INFORMATION GIVEN:

++++++++

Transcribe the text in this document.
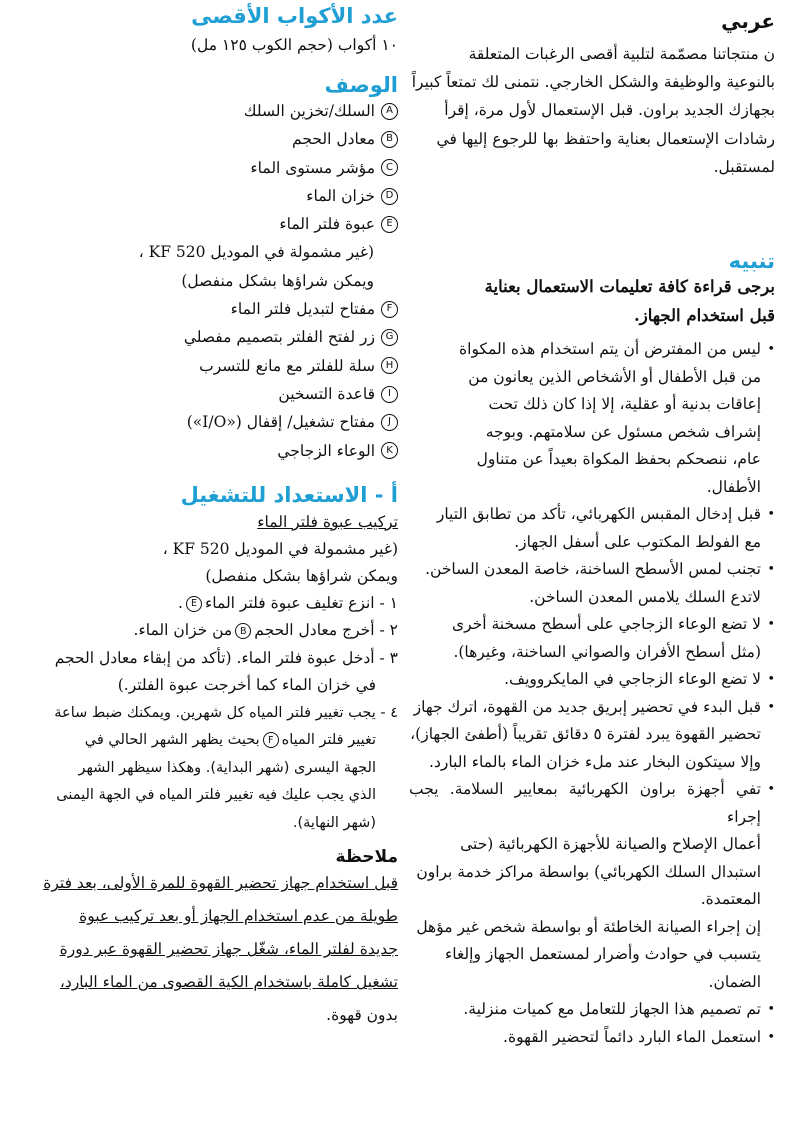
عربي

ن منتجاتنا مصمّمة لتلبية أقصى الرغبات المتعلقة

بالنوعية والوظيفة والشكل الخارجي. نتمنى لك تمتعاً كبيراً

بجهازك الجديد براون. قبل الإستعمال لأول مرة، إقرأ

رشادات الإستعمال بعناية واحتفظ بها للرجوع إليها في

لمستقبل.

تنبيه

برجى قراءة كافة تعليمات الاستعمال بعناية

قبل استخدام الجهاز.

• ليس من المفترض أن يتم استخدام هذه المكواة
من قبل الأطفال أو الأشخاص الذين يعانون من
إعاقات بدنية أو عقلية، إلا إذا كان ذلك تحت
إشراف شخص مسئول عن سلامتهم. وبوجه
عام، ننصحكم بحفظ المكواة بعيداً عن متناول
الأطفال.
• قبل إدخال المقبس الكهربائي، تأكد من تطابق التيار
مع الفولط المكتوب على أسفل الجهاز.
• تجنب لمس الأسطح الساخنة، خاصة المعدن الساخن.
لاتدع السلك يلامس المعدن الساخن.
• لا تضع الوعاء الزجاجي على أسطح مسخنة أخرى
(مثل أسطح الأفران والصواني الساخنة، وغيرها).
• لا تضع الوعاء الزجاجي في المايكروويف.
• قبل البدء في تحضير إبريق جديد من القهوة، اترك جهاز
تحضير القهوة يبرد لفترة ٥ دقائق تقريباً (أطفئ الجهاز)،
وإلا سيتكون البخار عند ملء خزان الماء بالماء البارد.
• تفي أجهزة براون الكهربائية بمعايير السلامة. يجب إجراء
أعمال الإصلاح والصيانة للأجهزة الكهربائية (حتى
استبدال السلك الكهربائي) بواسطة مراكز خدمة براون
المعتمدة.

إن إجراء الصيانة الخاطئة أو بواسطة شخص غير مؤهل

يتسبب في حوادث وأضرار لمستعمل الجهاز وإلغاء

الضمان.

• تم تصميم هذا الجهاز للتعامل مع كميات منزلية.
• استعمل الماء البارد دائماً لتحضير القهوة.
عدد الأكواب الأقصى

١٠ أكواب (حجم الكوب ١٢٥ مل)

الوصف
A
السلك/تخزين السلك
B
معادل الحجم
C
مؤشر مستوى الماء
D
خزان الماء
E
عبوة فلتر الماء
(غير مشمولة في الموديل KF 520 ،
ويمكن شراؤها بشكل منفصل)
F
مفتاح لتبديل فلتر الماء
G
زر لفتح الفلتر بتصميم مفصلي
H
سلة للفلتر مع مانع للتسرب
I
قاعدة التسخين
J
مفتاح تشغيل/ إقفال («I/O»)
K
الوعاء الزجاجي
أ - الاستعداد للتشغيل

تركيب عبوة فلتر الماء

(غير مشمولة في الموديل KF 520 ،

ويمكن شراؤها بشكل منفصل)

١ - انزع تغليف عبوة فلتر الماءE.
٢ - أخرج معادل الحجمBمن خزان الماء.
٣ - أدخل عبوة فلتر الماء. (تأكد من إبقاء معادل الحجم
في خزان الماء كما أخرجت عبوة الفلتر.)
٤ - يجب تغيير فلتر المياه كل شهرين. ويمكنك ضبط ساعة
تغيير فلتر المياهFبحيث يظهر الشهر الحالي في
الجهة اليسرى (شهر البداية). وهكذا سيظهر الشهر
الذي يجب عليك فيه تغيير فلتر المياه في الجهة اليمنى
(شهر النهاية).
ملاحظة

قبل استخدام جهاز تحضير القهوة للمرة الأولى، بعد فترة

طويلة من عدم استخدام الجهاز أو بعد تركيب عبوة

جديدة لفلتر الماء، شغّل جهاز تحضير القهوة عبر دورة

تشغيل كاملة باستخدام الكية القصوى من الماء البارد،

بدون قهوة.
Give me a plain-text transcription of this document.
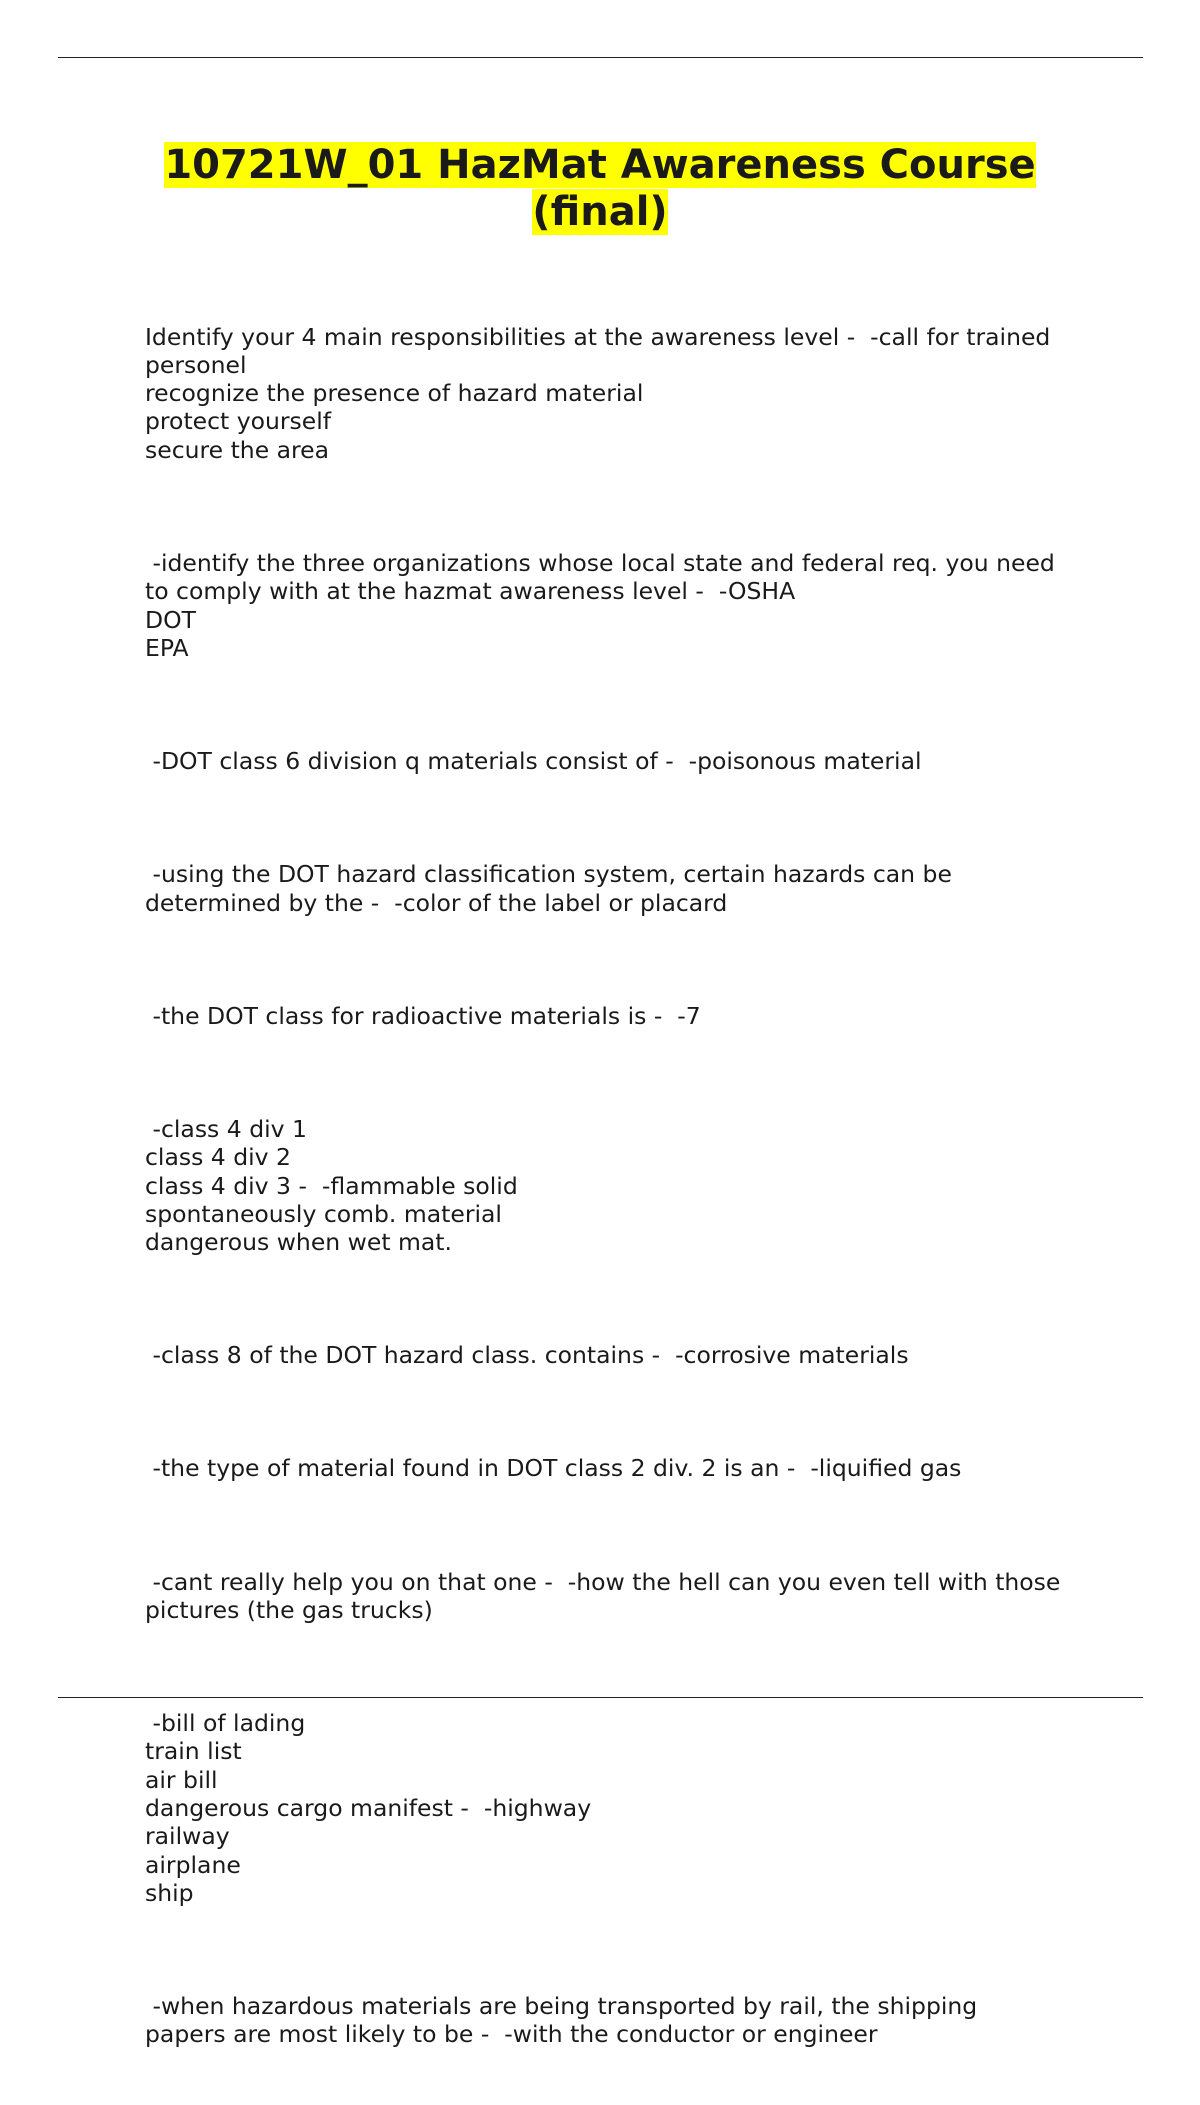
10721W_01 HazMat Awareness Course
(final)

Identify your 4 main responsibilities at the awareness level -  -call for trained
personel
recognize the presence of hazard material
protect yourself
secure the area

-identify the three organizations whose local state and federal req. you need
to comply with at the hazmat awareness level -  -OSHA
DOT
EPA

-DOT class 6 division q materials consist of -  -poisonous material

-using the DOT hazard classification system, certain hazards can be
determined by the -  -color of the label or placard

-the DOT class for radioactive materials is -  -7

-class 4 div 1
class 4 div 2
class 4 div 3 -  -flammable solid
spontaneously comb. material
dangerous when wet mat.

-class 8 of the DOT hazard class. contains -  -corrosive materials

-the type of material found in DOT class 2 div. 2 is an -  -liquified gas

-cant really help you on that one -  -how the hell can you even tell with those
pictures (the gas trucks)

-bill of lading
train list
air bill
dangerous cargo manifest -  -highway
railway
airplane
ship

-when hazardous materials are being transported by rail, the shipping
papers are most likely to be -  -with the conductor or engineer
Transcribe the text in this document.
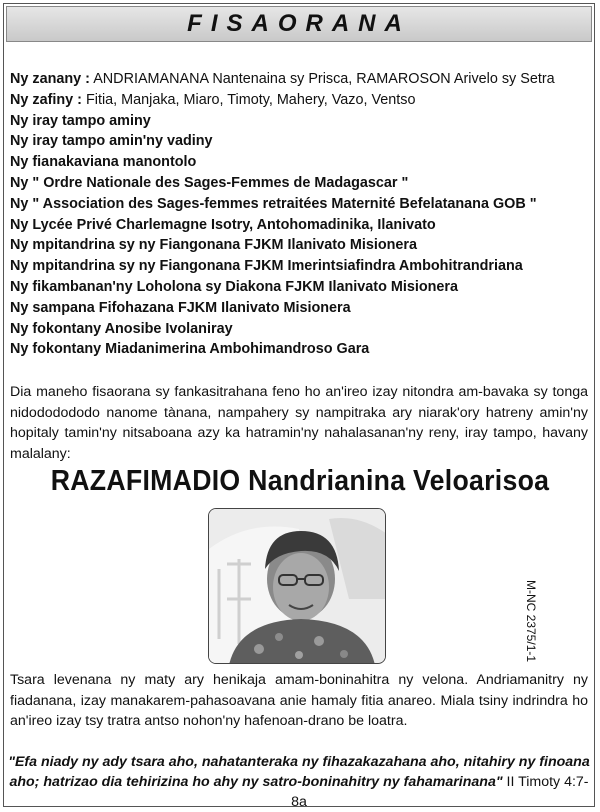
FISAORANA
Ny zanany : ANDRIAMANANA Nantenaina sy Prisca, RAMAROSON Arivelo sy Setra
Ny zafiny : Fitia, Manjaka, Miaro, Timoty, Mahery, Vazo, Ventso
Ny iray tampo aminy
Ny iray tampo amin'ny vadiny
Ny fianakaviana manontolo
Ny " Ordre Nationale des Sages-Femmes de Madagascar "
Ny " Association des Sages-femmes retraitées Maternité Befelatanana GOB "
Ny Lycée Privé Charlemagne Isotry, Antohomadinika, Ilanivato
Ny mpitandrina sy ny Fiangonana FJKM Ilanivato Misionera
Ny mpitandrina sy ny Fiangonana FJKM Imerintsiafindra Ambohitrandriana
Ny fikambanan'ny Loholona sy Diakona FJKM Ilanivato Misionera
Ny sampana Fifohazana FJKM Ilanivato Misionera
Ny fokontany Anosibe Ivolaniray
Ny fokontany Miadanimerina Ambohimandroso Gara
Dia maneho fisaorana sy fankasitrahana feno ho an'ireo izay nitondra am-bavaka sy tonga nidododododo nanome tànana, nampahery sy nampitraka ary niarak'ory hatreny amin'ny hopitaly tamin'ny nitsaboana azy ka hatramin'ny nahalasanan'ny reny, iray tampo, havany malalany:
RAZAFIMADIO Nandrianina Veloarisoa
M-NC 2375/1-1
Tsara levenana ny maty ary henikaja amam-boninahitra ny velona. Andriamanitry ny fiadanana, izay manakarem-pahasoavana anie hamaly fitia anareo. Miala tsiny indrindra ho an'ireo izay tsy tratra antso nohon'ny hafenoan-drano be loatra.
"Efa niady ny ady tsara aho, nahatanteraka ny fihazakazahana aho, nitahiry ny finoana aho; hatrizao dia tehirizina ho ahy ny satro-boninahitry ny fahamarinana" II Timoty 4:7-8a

++++++++

WHAT THIS TASK INVOLVES: Skip the images and write out the rest of the listing exactly.

SOLUTION FOR THIS TASK:
Transcribe the text in this document.
عربي

ن منتجاتنا مصمّمة لتلبية أقصى الرغبات المتعلقة

بالنوعية والوظيفة والشكل الخارجي. نتمنى لك تمتعاً كبيراً

بجهازك الجديد براون. قبل الإستعمال لأول مرة، إقرأ

رشادات الإستعمال بعناية واحتفظ بها للرجوع إليها في

لمستقبل.

تنبيه

برجى قراءة كافة تعليمات الاستعمال بعناية

قبل استخدام الجهاز.

• ليس من المفترض أن يتم استخدام هذه المكواة
من قبل الأطفال أو الأشخاص الذين يعانون من
إعاقات بدنية أو عقلية، إلا إذا كان ذلك تحت
إشراف شخص مسئول عن سلامتهم. وبوجه
عام، ننصحكم بحفظ المكواة بعيداً عن متناول
الأطفال.
• قبل إدخال المقبس الكهربائي، تأكد من تطابق التيار
مع الفولط المكتوب على أسفل الجهاز.
• تجنب لمس الأسطح الساخنة، خاصة المعدن الساخن.
لاتدع السلك يلامس المعدن الساخن.
• لا تضع الوعاء الزجاجي على أسطح مسخنة أخرى
(مثل أسطح الأفران والصواني الساخنة، وغيرها).
• لا تضع الوعاء الزجاجي في المايكروويف.
• قبل البدء في تحضير إبريق جديد من القهوة، اترك جهاز
تحضير القهوة يبرد لفترة ٥ دقائق تقريباً (أطفئ الجهاز)،
وإلا سيتكون البخار عند ملء خزان الماء بالماء البارد.
• تفي أجهزة براون الكهربائية بمعايير السلامة. يجب إجراء
أعمال الإصلاح والصيانة للأجهزة الكهربائية (حتى
استبدال السلك الكهربائي) بواسطة مراكز خدمة براون
المعتمدة.

إن إجراء الصيانة الخاطئة أو بواسطة شخص غير مؤهل

يتسبب في حوادث وأضرار لمستعمل الجهاز وإلغاء

الضمان.

• تم تصميم هذا الجهاز للتعامل مع كميات منزلية.
• استعمل الماء البارد دائماً لتحضير القهوة.
عدد الأكواب الأقصى

١٠ أكواب (حجم الكوب ١٢٥ مل)

الوصف
A
السلك/تخزين السلك
B
معادل الحجم
C
مؤشر مستوى الماء
D
خزان الماء
E
عبوة فلتر الماء
(غير مشمولة في الموديل KF 520 ،
ويمكن شراؤها بشكل منفصل)
F
مفتاح لتبديل فلتر الماء
G
زر لفتح الفلتر بتصميم مفصلي
H
سلة للفلتر مع مانع للتسرب
I
قاعدة التسخين
J
مفتاح تشغيل/ إقفال («I/O»)
K
الوعاء الزجاجي
أ - الاستعداد للتشغيل

تركيب عبوة فلتر الماء

(غير مشمولة في الموديل KF 520 ،

ويمكن شراؤها بشكل منفصل)

١ - انزع تغليف عبوة فلتر الماءE.
٢ - أخرج معادل الحجمBمن خزان الماء.
٣ - أدخل عبوة فلتر الماء. (تأكد من إبقاء معادل الحجم
في خزان الماء كما أخرجت عبوة الفلتر.)
٤ - يجب تغيير فلتر المياه كل شهرين. ويمكنك ضبط ساعة
تغيير فلتر المياهFبحيث يظهر الشهر الحالي في
الجهة اليسرى (شهر البداية). وهكذا سيظهر الشهر
الذي يجب عليك فيه تغيير فلتر المياه في الجهة اليمنى
(شهر النهاية).
ملاحظة

قبل استخدام جهاز تحضير القهوة للمرة الأولى، بعد فترة

طويلة من عدم استخدام الجهاز أو بعد تركيب عبوة

جديدة لفلتر الماء، شغّل جهاز تحضير القهوة عبر دورة

تشغيل كاملة باستخدام الكية القصوى من الماء البارد،

بدون قهوة.
Give me a plain-text transcription of this document.
10721W_01 HazMat Awareness Course
(final)

Identify your 4 main responsibilities at the awareness level -  -call for trained
personel
recognize the presence of hazard material
protect yourself
secure the area

-identify the three organizations whose local state and federal req. you need
to comply with at the hazmat awareness level -  -OSHA
DOT
EPA

-DOT class 6 division q materials consist of -  -poisonous material

-using the DOT hazard classification system, certain hazards can be
determined by the -  -color of the label or placard

-the DOT class for radioactive materials is -  -7

-class 4 div 1
class 4 div 2
class 4 div 3 -  -flammable solid
spontaneously comb. material
dangerous when wet mat.

-class 8 of the DOT hazard class. contains -  -corrosive materials

-the type of material found in DOT class 2 div. 2 is an -  -liquified gas

-cant really help you on that one -  -how the hell can you even tell with those
pictures (the gas trucks)

-bill of lading
train list
air bill
dangerous cargo manifest -  -highway
railway
airplane
ship

-when hazardous materials are being transported by rail, the shipping
papers are most likely to be -  -with the conductor or engineer
Transcribe the text in this document.
FISAORANA
Ny zanany : ANDRIAMANANA Nantenaina sy Prisca, RAMAROSON Arivelo sy Setra
Ny zafiny : Fitia, Manjaka, Miaro, Timoty, Mahery, Vazo, Ventso
Ny iray tampo aminy
Ny iray tampo amin'ny vadiny
Ny fianakaviana manontolo
Ny " Ordre Nationale des Sages-Femmes de Madagascar "
Ny " Association des Sages-femmes retraitées Maternité Befelatanana GOB "
Ny Lycée Privé Charlemagne Isotry, Antohomadinika, Ilanivato
Ny mpitandrina sy ny Fiangonana FJKM Ilanivato Misionera
Ny mpitandrina sy ny Fiangonana FJKM Imerintsiafindra Ambohitrandriana
Ny fikambanan'ny Loholona sy Diakona FJKM Ilanivato Misionera
Ny sampana Fifohazana FJKM Ilanivato Misionera
Ny fokontany Anosibe Ivolaniray
Ny fokontany Miadanimerina Ambohimandroso Gara
Dia maneho fisaorana sy fankasitrahana feno ho an'ireo izay nitondra am-bavaka sy tonga nidododododo nanome tànana, nampahery sy nampitraka ary niarak'ory hatreny amin'ny hopitaly tamin'ny nitsaboana azy ka hatramin'ny nahalasanan'ny reny, iray tampo, havany malalany:
RAZAFIMADIO Nandrianina Veloarisoa
M-NC 2375/1-1
Tsara levenana ny maty ary henikaja amam-boninahitra ny velona. Andriamanitry ny fiadanana, izay manakarem-pahasoavana anie hamaly fitia anareo. Miala tsiny indrindra ho an'ireo izay tsy tratra antso nohon'ny hafenoan-drano be loatra.
"Efa niady ny ady tsara aho, nahatanteraka ny fihazakazahana aho, nitahiry ny finoana aho; hatrizao dia tehirizina ho ahy ny satro-boninahitry ny fahamarinana" II Timoty 4:7-8a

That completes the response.